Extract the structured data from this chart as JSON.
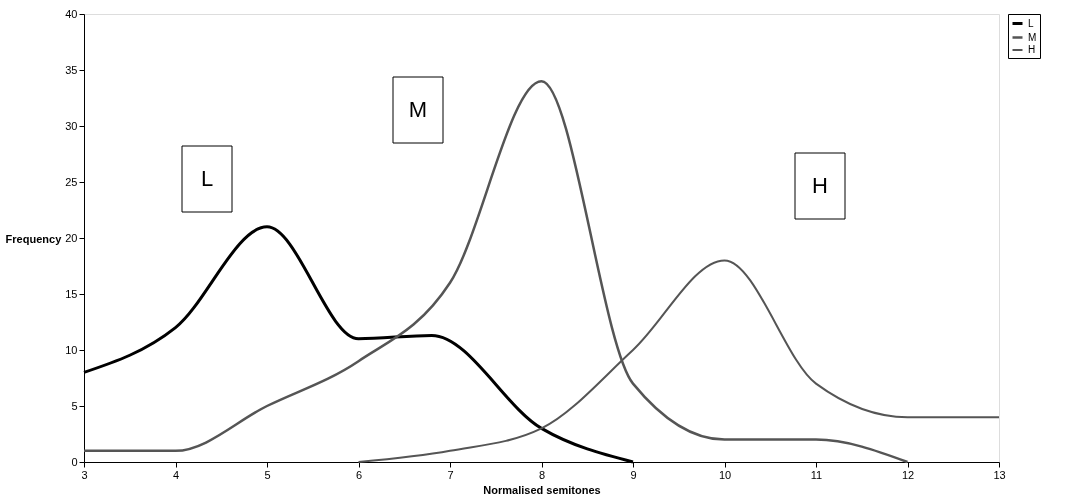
————————
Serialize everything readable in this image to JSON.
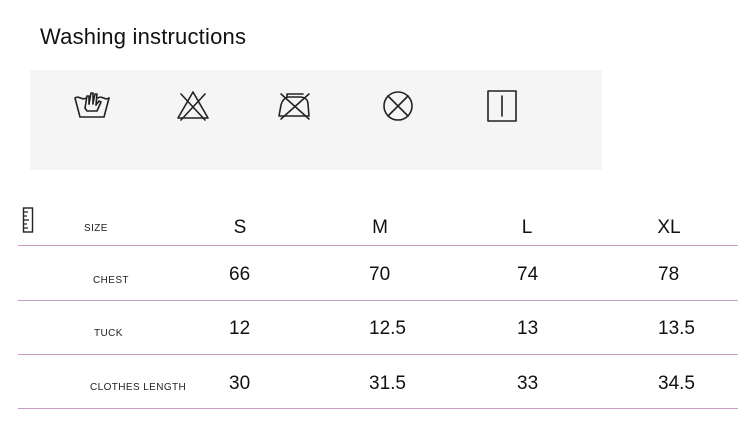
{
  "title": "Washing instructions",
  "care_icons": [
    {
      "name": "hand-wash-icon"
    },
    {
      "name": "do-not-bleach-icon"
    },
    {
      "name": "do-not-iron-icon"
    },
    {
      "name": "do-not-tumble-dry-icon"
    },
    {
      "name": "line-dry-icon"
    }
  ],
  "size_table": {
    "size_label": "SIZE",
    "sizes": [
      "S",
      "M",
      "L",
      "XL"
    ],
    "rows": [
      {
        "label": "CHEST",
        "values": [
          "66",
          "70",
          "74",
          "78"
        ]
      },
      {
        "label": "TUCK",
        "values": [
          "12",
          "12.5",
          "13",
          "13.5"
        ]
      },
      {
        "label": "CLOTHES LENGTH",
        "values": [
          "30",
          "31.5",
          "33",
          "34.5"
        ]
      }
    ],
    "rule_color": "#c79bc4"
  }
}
————————
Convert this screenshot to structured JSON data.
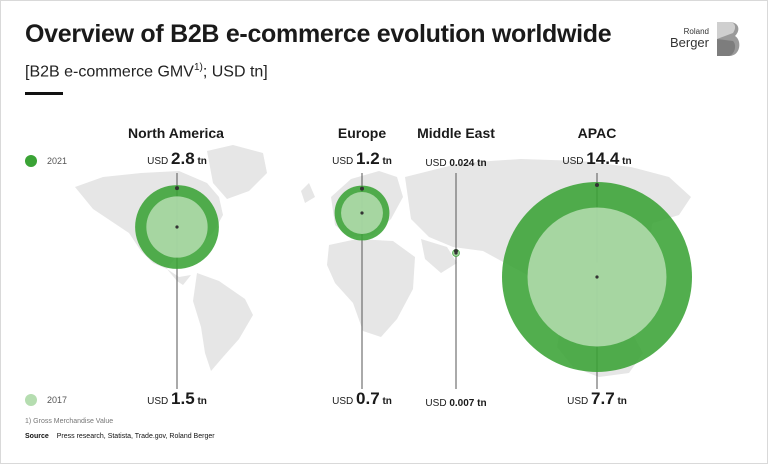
————————
Set problem
Pull every line containing "structured" from the data.

Exercise result
Extract the structured data from this chart as JSON.
Convert this screenshot to structured JSON data.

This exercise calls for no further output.